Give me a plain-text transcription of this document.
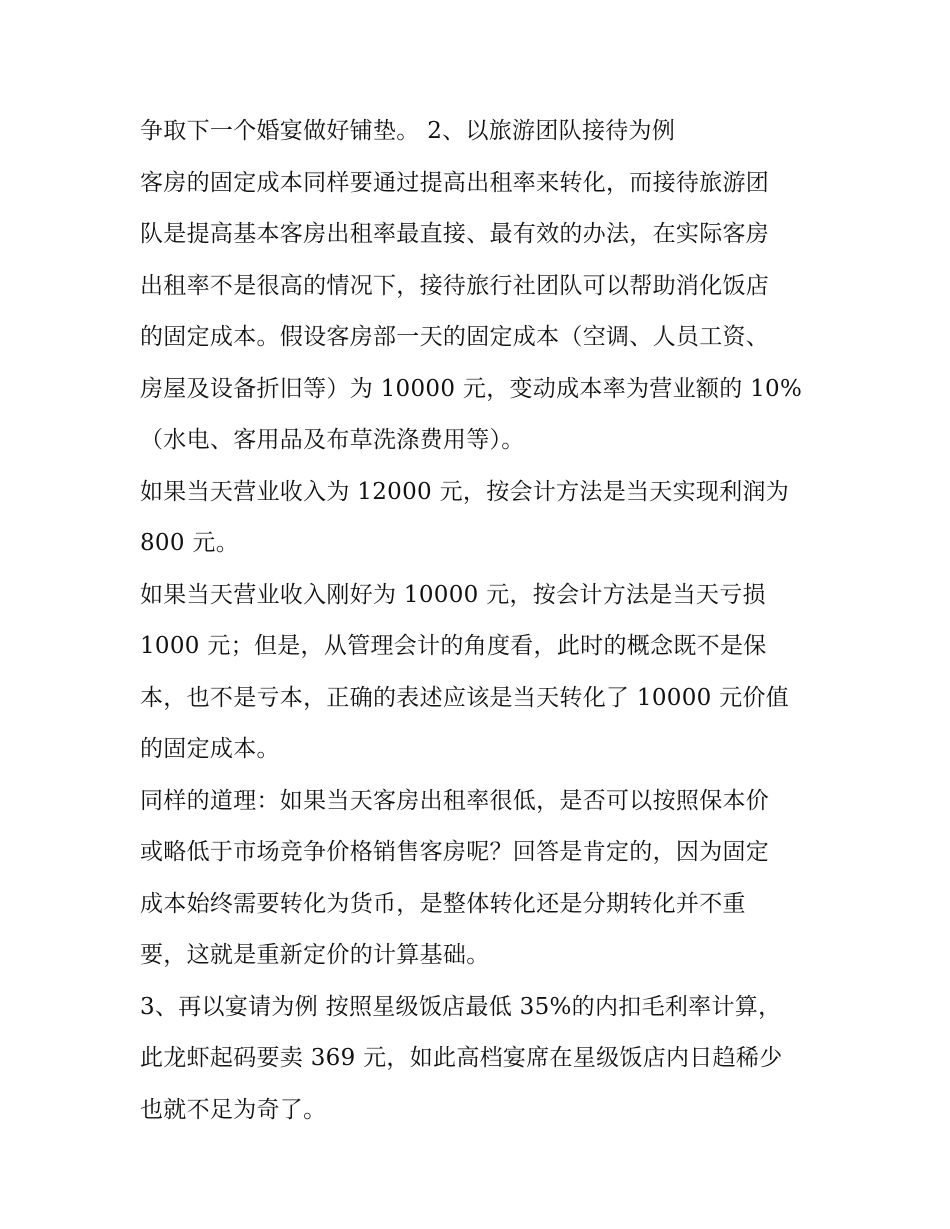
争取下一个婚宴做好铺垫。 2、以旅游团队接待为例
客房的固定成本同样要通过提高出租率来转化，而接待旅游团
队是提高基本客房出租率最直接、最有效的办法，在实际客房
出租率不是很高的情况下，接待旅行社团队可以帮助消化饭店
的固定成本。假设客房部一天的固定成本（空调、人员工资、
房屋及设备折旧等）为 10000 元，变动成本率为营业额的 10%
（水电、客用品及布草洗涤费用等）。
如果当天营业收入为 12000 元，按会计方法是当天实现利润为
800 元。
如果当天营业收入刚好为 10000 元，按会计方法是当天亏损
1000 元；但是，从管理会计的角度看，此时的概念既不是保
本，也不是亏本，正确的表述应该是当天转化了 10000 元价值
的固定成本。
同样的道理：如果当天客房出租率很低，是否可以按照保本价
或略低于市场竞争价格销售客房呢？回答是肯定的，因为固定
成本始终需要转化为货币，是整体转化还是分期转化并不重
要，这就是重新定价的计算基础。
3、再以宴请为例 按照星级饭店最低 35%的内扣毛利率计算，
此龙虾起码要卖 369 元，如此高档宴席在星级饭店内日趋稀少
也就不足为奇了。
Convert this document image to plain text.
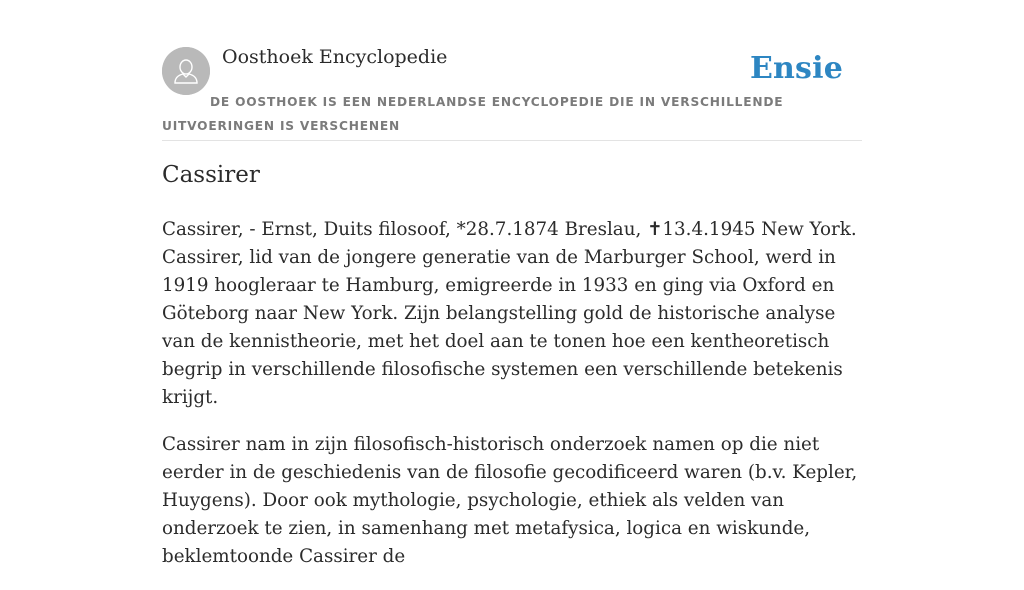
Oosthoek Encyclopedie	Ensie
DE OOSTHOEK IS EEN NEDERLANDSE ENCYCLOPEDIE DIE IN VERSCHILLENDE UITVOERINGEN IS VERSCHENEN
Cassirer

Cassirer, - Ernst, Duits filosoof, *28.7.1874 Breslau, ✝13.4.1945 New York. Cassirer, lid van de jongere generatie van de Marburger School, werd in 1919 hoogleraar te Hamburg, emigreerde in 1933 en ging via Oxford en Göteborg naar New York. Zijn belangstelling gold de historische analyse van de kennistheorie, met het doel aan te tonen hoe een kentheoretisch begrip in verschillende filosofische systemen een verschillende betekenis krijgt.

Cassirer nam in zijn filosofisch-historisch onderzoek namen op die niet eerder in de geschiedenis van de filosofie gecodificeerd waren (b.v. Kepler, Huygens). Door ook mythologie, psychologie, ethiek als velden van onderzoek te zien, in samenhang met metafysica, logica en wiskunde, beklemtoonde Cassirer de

==

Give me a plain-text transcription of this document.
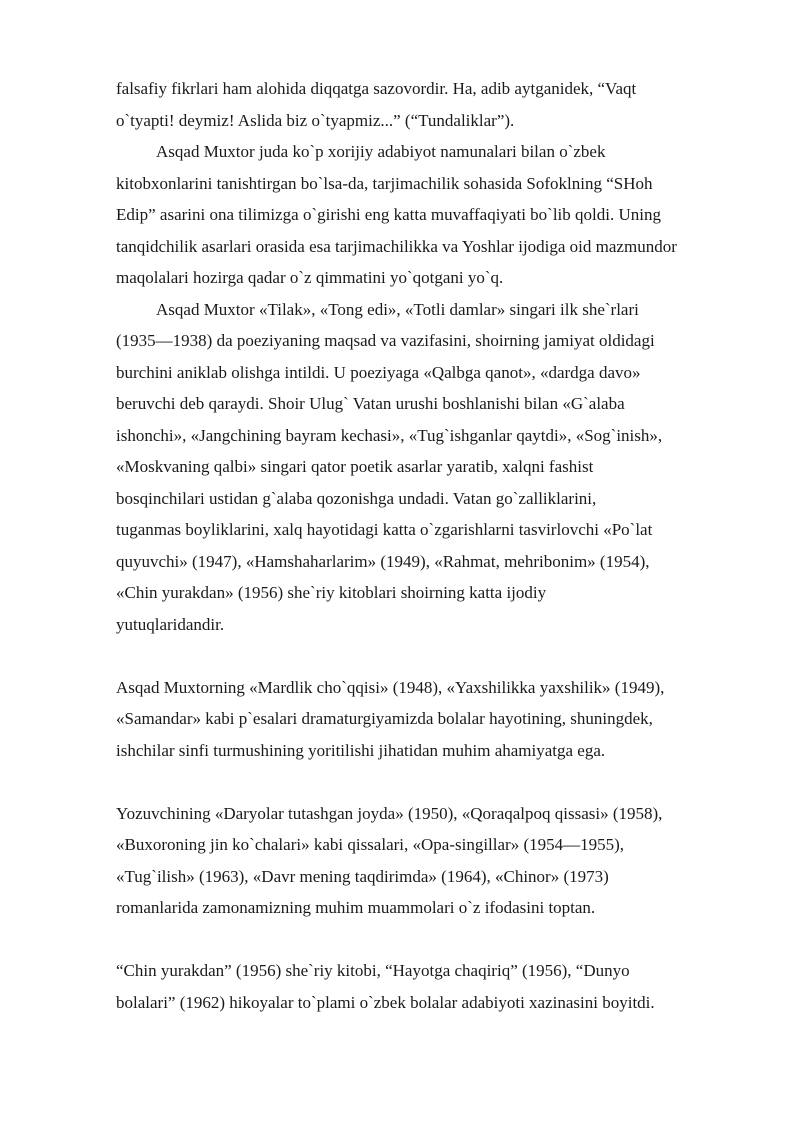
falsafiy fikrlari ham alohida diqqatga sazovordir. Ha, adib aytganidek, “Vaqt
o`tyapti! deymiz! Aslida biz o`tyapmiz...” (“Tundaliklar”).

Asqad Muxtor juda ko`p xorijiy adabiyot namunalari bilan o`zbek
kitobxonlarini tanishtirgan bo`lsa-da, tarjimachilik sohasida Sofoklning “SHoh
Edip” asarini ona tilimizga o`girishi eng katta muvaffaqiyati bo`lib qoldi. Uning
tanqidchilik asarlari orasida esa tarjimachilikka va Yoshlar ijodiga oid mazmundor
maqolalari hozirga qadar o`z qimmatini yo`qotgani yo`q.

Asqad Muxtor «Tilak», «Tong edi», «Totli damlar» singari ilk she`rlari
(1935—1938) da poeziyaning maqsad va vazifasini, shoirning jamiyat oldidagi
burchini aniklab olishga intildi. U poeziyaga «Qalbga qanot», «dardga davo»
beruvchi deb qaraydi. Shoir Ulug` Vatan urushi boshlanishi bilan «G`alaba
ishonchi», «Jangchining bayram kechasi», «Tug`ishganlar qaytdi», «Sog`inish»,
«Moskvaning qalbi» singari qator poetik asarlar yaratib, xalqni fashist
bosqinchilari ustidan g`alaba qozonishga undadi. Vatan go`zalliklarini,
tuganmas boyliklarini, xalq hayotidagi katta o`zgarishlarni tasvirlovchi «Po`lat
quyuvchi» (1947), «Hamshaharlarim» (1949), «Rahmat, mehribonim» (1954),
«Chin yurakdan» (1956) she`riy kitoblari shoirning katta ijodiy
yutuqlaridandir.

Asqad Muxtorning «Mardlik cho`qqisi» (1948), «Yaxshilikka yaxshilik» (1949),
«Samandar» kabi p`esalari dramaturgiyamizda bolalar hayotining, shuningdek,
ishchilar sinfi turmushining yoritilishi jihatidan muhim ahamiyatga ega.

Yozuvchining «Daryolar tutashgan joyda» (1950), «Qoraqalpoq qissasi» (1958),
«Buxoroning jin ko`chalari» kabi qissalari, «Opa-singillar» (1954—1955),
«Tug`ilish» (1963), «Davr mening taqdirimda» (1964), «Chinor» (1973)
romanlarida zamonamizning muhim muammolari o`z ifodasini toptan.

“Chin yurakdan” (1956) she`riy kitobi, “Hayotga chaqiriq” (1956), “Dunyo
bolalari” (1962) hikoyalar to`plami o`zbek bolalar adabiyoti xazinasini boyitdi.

* * *

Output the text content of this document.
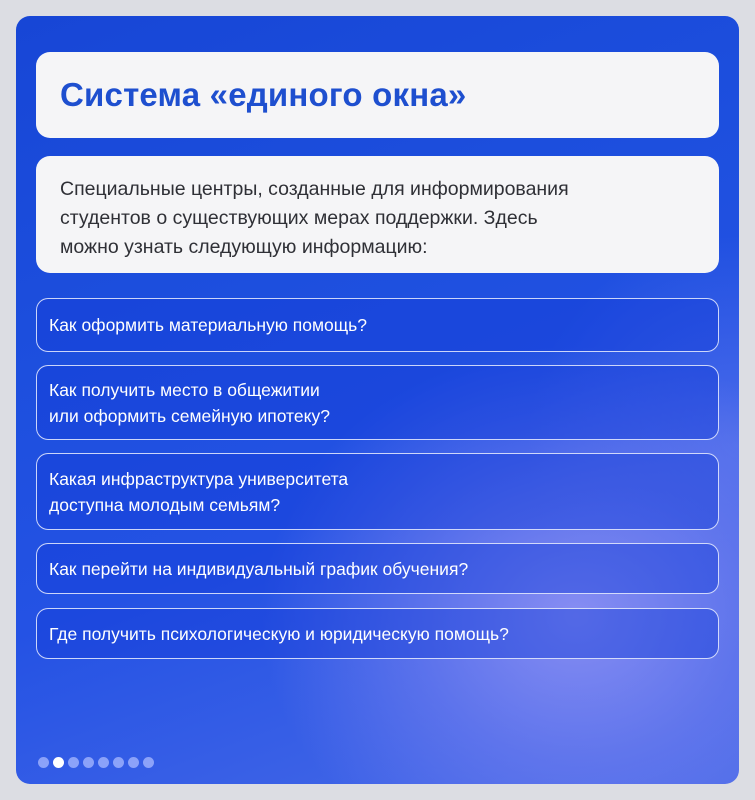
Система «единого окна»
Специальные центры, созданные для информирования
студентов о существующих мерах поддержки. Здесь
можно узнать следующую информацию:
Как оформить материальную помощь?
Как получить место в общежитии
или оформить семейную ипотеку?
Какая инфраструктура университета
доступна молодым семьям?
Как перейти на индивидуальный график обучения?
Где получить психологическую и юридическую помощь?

WRITTEN REQUEST | Which lines hold the string "Vatan"? Copy all of them from the data above.

RESPONSE TO THE TASK |
beruvchi deb qaraydi. Shoir Ulug` Vatan urushi boshlanishi bilan «G`alaba
bosqinchilari ustidan g`alaba qozonishga undadi. Vatan go`zalliklarini,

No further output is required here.